====== Data under study
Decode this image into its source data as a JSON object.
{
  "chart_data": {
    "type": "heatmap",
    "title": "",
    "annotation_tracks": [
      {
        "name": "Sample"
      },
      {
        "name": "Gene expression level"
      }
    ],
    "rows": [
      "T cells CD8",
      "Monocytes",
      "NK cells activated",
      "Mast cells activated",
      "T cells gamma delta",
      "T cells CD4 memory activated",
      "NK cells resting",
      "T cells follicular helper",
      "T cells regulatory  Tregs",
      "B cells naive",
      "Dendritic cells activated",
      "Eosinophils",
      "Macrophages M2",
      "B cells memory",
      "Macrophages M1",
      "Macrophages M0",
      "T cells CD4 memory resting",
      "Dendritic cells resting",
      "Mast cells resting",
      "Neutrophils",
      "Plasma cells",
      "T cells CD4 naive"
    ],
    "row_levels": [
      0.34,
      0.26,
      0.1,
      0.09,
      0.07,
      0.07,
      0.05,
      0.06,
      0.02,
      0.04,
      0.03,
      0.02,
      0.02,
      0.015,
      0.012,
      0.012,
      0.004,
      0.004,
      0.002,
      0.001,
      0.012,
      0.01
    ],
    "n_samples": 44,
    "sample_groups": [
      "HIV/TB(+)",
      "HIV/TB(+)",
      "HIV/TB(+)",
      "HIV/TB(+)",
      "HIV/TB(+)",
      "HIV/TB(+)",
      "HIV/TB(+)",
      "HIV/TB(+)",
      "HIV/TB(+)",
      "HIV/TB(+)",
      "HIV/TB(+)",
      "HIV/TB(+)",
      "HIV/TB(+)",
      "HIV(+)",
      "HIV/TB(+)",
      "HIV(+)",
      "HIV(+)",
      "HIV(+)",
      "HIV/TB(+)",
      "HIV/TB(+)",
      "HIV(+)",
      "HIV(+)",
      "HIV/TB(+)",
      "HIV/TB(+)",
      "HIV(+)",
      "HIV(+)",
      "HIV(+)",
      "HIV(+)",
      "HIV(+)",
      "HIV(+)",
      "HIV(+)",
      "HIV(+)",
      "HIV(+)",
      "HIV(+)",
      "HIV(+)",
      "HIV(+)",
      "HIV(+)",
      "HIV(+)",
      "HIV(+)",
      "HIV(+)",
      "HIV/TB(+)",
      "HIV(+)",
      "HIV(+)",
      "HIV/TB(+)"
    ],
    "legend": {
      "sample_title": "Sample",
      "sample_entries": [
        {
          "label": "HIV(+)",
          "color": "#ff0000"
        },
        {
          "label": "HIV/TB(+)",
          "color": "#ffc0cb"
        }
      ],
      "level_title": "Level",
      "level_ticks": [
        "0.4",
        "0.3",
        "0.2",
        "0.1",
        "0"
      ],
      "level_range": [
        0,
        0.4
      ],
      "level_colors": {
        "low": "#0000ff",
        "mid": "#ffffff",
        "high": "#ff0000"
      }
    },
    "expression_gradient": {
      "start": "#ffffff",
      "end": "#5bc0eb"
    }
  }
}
============
Exercise: In the records above, collect each line with "Dendritic".

Written answer:
      "Dendritic cells activated",
      "Dendritic cells resting",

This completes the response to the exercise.